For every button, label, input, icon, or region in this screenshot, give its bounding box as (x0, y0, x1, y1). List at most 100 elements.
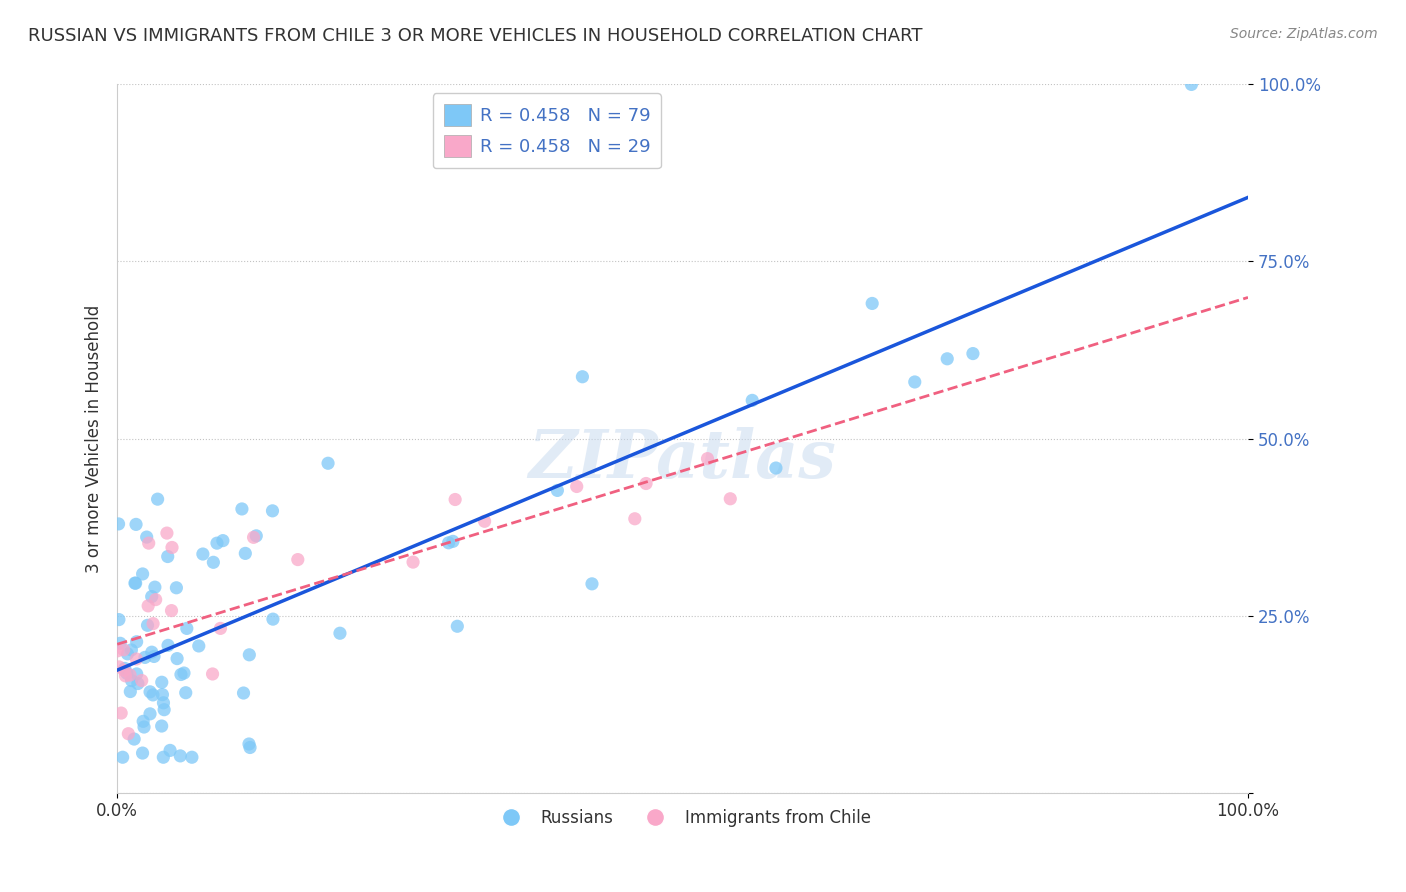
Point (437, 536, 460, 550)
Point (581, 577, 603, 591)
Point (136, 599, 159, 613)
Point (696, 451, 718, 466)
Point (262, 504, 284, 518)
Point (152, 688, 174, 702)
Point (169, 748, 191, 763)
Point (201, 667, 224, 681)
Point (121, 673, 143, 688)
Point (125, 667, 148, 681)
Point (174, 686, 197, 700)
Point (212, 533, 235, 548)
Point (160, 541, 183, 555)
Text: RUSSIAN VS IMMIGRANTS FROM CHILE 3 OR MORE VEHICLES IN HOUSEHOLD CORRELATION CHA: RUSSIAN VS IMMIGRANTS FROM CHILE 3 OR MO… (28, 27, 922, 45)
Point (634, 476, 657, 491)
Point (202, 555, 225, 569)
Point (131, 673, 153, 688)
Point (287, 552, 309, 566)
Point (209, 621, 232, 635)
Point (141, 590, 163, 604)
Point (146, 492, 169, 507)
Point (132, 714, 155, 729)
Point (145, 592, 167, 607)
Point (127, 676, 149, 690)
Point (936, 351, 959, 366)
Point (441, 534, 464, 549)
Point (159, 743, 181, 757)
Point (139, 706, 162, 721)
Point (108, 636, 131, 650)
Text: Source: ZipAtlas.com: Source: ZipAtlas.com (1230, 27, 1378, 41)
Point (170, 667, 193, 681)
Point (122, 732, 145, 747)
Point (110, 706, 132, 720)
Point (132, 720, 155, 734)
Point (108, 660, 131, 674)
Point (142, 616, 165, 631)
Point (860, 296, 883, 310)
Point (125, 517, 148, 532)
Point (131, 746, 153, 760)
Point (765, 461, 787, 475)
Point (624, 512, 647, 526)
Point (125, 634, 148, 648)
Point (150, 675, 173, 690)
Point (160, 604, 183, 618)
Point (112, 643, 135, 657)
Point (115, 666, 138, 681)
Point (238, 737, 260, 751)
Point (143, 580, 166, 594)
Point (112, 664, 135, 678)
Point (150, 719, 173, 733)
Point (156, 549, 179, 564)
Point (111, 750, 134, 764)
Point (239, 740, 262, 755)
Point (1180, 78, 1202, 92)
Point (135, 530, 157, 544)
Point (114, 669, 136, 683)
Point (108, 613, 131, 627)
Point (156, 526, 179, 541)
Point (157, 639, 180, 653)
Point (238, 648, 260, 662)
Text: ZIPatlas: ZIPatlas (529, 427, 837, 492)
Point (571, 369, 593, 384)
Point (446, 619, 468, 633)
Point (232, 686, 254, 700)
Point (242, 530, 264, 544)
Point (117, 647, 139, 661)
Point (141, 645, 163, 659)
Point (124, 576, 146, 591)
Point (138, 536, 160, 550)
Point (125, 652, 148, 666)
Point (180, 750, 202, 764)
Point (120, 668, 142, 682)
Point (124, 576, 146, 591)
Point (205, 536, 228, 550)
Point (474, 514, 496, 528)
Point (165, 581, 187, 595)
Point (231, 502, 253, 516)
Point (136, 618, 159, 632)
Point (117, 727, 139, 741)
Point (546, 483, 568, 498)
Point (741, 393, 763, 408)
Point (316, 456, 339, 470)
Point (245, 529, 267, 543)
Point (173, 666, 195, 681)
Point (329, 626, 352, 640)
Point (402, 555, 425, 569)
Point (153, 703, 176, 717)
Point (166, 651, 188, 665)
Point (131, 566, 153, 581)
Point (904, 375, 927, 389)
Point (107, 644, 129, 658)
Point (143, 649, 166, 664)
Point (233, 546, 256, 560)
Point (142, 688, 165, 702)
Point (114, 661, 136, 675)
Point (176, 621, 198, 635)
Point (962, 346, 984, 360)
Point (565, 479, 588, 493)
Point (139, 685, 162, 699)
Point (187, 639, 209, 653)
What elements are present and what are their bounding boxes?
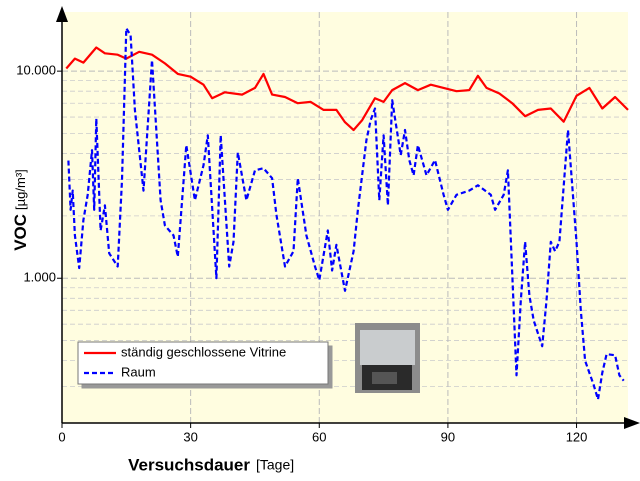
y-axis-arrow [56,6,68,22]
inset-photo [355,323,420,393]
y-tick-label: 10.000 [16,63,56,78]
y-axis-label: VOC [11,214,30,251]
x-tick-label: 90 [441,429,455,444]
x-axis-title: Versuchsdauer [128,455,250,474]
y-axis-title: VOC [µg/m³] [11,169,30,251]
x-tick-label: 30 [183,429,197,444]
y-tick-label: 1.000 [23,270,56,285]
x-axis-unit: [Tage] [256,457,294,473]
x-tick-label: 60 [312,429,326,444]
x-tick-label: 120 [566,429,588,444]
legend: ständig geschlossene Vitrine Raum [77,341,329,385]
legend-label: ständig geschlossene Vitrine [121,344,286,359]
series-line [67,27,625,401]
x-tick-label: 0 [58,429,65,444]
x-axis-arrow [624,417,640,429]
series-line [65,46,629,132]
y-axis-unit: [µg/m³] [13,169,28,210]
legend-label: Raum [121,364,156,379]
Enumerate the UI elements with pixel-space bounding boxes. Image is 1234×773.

::::::

Copy all of the data above word for word, but leave out the pictures.

| TASK ANSWER |
For every button, label, input, icon, or region in this screenshot, give its bounding box as (x0, y0, x1, y1). List at most 100 elements.
Point (437, 536, 460, 550)
Point (581, 577, 603, 591)
Point (136, 599, 159, 613)
Point (696, 451, 718, 466)
Point (262, 504, 284, 518)
Point (152, 688, 174, 702)
Point (169, 748, 191, 763)
Point (201, 667, 224, 681)
Point (121, 673, 143, 688)
Point (125, 667, 148, 681)
Point (174, 686, 197, 700)
Point (212, 533, 235, 548)
Point (160, 541, 183, 555)
Text: RUSSIAN VS IMMIGRANTS FROM CHILE 3 OR MORE VEHICLES IN HOUSEHOLD CORRELATION CHA: RUSSIAN VS IMMIGRANTS FROM CHILE 3 OR MO… (28, 27, 922, 45)
Point (634, 476, 657, 491)
Point (202, 555, 225, 569)
Point (131, 673, 153, 688)
Point (287, 552, 309, 566)
Point (209, 621, 232, 635)
Point (141, 590, 163, 604)
Point (146, 492, 169, 507)
Point (132, 714, 155, 729)
Point (145, 592, 167, 607)
Point (127, 676, 149, 690)
Point (936, 351, 959, 366)
Point (441, 534, 464, 549)
Point (159, 743, 181, 757)
Point (139, 706, 162, 721)
Point (108, 636, 131, 650)
Text: Source: ZipAtlas.com: Source: ZipAtlas.com (1230, 27, 1378, 41)
Point (170, 667, 193, 681)
Point (122, 732, 145, 747)
Point (110, 706, 132, 720)
Point (132, 720, 155, 734)
Point (108, 660, 131, 674)
Point (142, 616, 165, 631)
Point (860, 296, 883, 310)
Point (125, 517, 148, 532)
Point (131, 746, 153, 760)
Point (765, 461, 787, 475)
Point (624, 512, 647, 526)
Point (125, 634, 148, 648)
Point (150, 675, 173, 690)
Point (160, 604, 183, 618)
Point (112, 643, 135, 657)
Point (115, 666, 138, 681)
Point (238, 737, 260, 751)
Point (143, 580, 166, 594)
Point (112, 664, 135, 678)
Point (150, 719, 173, 733)
Point (156, 549, 179, 564)
Point (111, 750, 134, 764)
Point (239, 740, 262, 755)
Point (1180, 78, 1202, 92)
Point (135, 530, 157, 544)
Point (114, 669, 136, 683)
Point (108, 613, 131, 627)
Point (156, 526, 179, 541)
Point (157, 639, 180, 653)
Point (238, 648, 260, 662)
Text: ZIPatlas: ZIPatlas (529, 427, 837, 492)
Point (571, 369, 593, 384)
Point (446, 619, 468, 633)
Point (232, 686, 254, 700)
Point (242, 530, 264, 544)
Point (117, 647, 139, 661)
Point (141, 645, 163, 659)
Point (124, 576, 146, 591)
Point (138, 536, 160, 550)
Point (125, 652, 148, 666)
Point (180, 750, 202, 764)
Point (120, 668, 142, 682)
Point (124, 576, 146, 591)
Point (205, 536, 228, 550)
Point (474, 514, 496, 528)
Point (165, 581, 187, 595)
Point (231, 502, 253, 516)
Point (136, 618, 159, 632)
Point (117, 727, 139, 741)
Point (546, 483, 568, 498)
Point (741, 393, 763, 408)
Point (316, 456, 339, 470)
Point (245, 529, 267, 543)
Point (173, 666, 195, 681)
Point (329, 626, 352, 640)
Point (402, 555, 425, 569)
Point (153, 703, 176, 717)
Point (166, 651, 188, 665)
Point (131, 566, 153, 581)
Point (904, 375, 927, 389)
Point (107, 644, 129, 658)
Point (143, 649, 166, 664)
Point (233, 546, 256, 560)
Point (142, 688, 165, 702)
Point (114, 661, 136, 675)
Point (176, 621, 198, 635)
Point (962, 346, 984, 360)
Point (565, 479, 588, 493)
Point (139, 685, 162, 699)
Point (187, 639, 209, 653)
What elements are present and what are their bounding boxes?
y-axis-arrow [56,6,68,22]
inset-photo [355,323,420,393]
y-tick-label: 10.000 [16,63,56,78]
y-axis-label: VOC [11,214,30,251]
x-tick-label: 90 [441,429,455,444]
x-axis-title: Versuchsdauer [128,455,250,474]
y-axis-title: VOC [µg/m³] [11,169,30,251]
x-tick-label: 30 [183,429,197,444]
y-tick-label: 1.000 [23,270,56,285]
x-axis-unit: [Tage] [256,457,294,473]
x-tick-label: 60 [312,429,326,444]
x-tick-label: 120 [566,429,588,444]
legend: ständig geschlossene Vitrine Raum [77,341,329,385]
legend-label: ständig geschlossene Vitrine [121,344,286,359]
series-line [67,27,625,401]
x-tick-label: 0 [58,429,65,444]
x-axis-arrow [624,417,640,429]
series-line [65,46,629,132]
y-axis-unit: [µg/m³] [13,169,28,210]
legend-label: Raum [121,364,156,379]
Enumerate the UI elements with pixel-space bounding boxes. Image is 1234×773.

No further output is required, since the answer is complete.